● Problem
Only the number is wanted: count the lines that contain "arrow".

[Stored data]
________________________________________

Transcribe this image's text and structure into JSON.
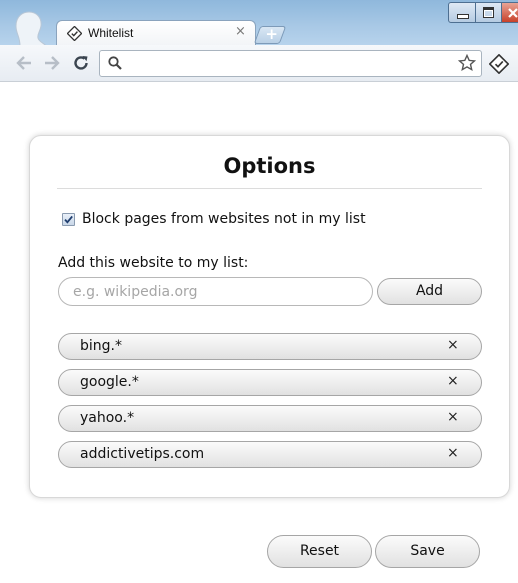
{
  "browser": {
    "tab_title": "Whitelist",
    "tab_close": "×",
    "new_tab": "+",
    "omnibox_value": ""
  },
  "options": {
    "title": "Options",
    "block_label": "Block pages from websites not in my list",
    "block_checked": true,
    "add_label": "Add this website to my list:",
    "input_placeholder": "e.g. wikipedia.org",
    "add_button": "Add",
    "remove_glyph": "×",
    "sites": [
      "bing.*",
      "google.*",
      "yahoo.*",
      "addictivetips.com"
    ]
  },
  "footer": {
    "reset_button": "Reset",
    "save_button": "Save"
  },
  "icons": {
    "profile": "profile-avatar-icon",
    "favicon": "diamond-check-icon",
    "back": "back-arrow-icon",
    "forward": "forward-arrow-icon",
    "reload": "reload-icon",
    "search": "search-icon",
    "star": "star-icon",
    "extension": "whitelist-extension-icon"
  },
  "colors": {
    "titlebar": "#a9c9e6",
    "checkbox_check": "#1f3d6e",
    "close_button": "#c7412b"
  }
}
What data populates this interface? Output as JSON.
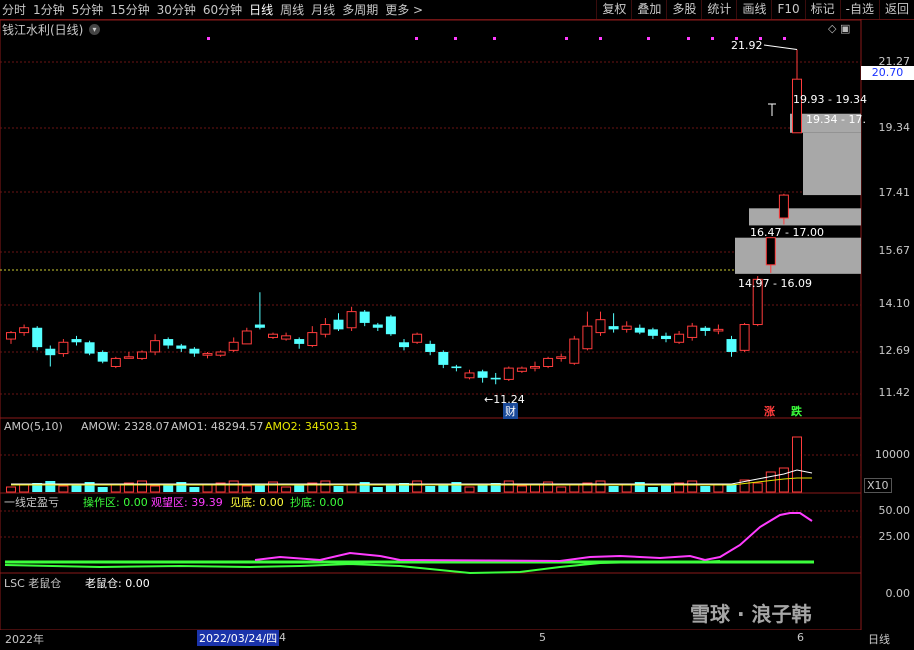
{
  "toolbar": {
    "tabs": [
      "分时",
      "1分钟",
      "5分钟",
      "15分钟",
      "30分钟",
      "60分钟",
      "日线",
      "周线",
      "月线",
      "多周期",
      "更多 >"
    ],
    "active_tab": "日线",
    "tools": [
      "复权",
      "叠加",
      "多股",
      "统计",
      "画线",
      "F10",
      "标记",
      "-自选",
      "返回"
    ]
  },
  "stock": {
    "title": "钱江水利(日线)"
  },
  "price_axis": {
    "ticks": [
      "21.27",
      "19.34",
      "17.41",
      "15.67",
      "14.10",
      "12.69",
      "11.42"
    ],
    "current": "20.70"
  },
  "annotations": {
    "high": "21.92",
    "low": "11.24",
    "gap1": "19.93 - 19.34",
    "gap2": "19.34 - 17.",
    "gap3": "16.47 - 17.00",
    "gap4": "14.97 - 16.09",
    "cai_badge": "财",
    "zhang": "涨",
    "die": "跌"
  },
  "amo": {
    "title": "AMO(5,10)",
    "amow": "AMOW: 2328.07",
    "amo1": "AMO1: 48294.57",
    "amo2": "AMO2: 34503.13",
    "axis_top": "10000",
    "axis_unit": "X10"
  },
  "indicator": {
    "title": "一线定盈亏",
    "op": "操作区: 0.00",
    "watch": "观望区: 39.39",
    "jiandi": "见底: 0.00",
    "chaodi": "抄底: 0.00",
    "axis": [
      "50.00",
      "25.00"
    ]
  },
  "lsc": {
    "title": "LSC 老鼠仓",
    "value": "老鼠仓: 0.00",
    "axis": "0.00"
  },
  "dates": {
    "year": "2022年",
    "selected": "2022/03/24/四",
    "m4": "4",
    "m5": "5",
    "m6": "6",
    "period": "日线"
  },
  "watermark": "雪球 · 浪子韩",
  "colors": {
    "up": "#ff3c3c",
    "down": "#54ffff",
    "grid": "#6a1414",
    "ma_pink": "#ff3cff",
    "ma_green": "#3cff3c"
  },
  "chart_data": {
    "type": "candlestick",
    "price_range": [
      11.0,
      22.4
    ],
    "candles": [
      [
        12.95,
        13.15,
        12.8,
        13.2
      ],
      [
        13.15,
        13.3,
        13.05,
        13.4
      ],
      [
        13.3,
        12.7,
        12.6,
        13.35
      ],
      [
        12.65,
        12.45,
        12.1,
        12.75
      ],
      [
        12.5,
        12.85,
        12.4,
        12.95
      ],
      [
        12.95,
        12.85,
        12.75,
        13.05
      ],
      [
        12.85,
        12.5,
        12.45,
        12.9
      ],
      [
        12.55,
        12.25,
        12.2,
        12.6
      ],
      [
        12.1,
        12.35,
        12.05,
        12.4
      ],
      [
        12.4,
        12.4,
        12.35,
        12.55
      ],
      [
        12.35,
        12.55,
        12.3,
        12.6
      ],
      [
        12.55,
        12.9,
        12.45,
        13.1
      ],
      [
        12.95,
        12.75,
        12.65,
        13.0
      ],
      [
        12.75,
        12.65,
        12.55,
        12.8
      ],
      [
        12.65,
        12.5,
        12.4,
        12.7
      ],
      [
        12.45,
        12.5,
        12.35,
        12.55
      ],
      [
        12.45,
        12.55,
        12.4,
        12.6
      ],
      [
        12.6,
        12.85,
        12.55,
        13.0
      ],
      [
        12.8,
        13.2,
        12.8,
        13.3
      ],
      [
        13.4,
        13.3,
        13.25,
        14.4
      ],
      [
        13.0,
        13.1,
        12.95,
        13.15
      ],
      [
        12.95,
        13.05,
        12.9,
        13.15
      ],
      [
        12.95,
        12.8,
        12.65,
        13.0
      ],
      [
        12.75,
        13.15,
        12.7,
        13.35
      ],
      [
        13.1,
        13.4,
        13.0,
        13.6
      ],
      [
        13.55,
        13.25,
        13.2,
        13.75
      ],
      [
        13.3,
        13.8,
        13.2,
        13.95
      ],
      [
        13.8,
        13.45,
        13.35,
        13.85
      ],
      [
        13.4,
        13.3,
        13.2,
        13.45
      ],
      [
        13.65,
        13.1,
        13.05,
        13.7
      ],
      [
        12.85,
        12.7,
        12.6,
        12.95
      ],
      [
        12.85,
        13.1,
        12.8,
        13.15
      ],
      [
        12.8,
        12.55,
        12.45,
        12.9
      ],
      [
        12.55,
        12.15,
        12.05,
        12.6
      ],
      [
        12.1,
        12.05,
        11.95,
        12.15
      ],
      [
        11.75,
        11.9,
        11.7,
        12.0
      ],
      [
        11.95,
        11.75,
        11.6,
        12.0
      ],
      [
        11.75,
        11.7,
        11.55,
        11.9
      ],
      [
        11.7,
        12.05,
        11.65,
        12.1
      ],
      [
        11.95,
        12.05,
        11.9,
        12.1
      ],
      [
        12.05,
        12.1,
        11.95,
        12.25
      ],
      [
        12.1,
        12.35,
        12.05,
        12.4
      ],
      [
        12.35,
        12.4,
        12.25,
        12.5
      ],
      [
        12.2,
        12.95,
        12.15,
        13.05
      ],
      [
        12.65,
        13.35,
        12.6,
        13.8
      ],
      [
        13.15,
        13.55,
        13.05,
        13.8
      ],
      [
        13.35,
        13.25,
        13.15,
        13.75
      ],
      [
        13.25,
        13.35,
        13.15,
        13.5
      ],
      [
        13.3,
        13.15,
        13.1,
        13.4
      ],
      [
        13.25,
        13.05,
        12.95,
        13.3
      ],
      [
        13.05,
        12.95,
        12.85,
        13.15
      ],
      [
        12.85,
        13.1,
        12.8,
        13.2
      ],
      [
        13.0,
        13.35,
        12.9,
        13.45
      ],
      [
        13.3,
        13.2,
        13.05,
        13.35
      ],
      [
        13.2,
        13.25,
        13.1,
        13.4
      ],
      [
        12.95,
        12.55,
        12.4,
        13.05
      ],
      [
        12.6,
        13.4,
        12.55,
        13.45
      ],
      [
        13.4,
        14.8,
        13.35,
        14.9
      ],
      [
        15.25,
        16.09,
        15.0,
        16.1
      ],
      [
        16.7,
        17.41,
        16.5,
        17.45
      ],
      [
        19.34,
        21.0,
        19.34,
        21.92
      ]
    ]
  }
}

________________________________________

● Solution
2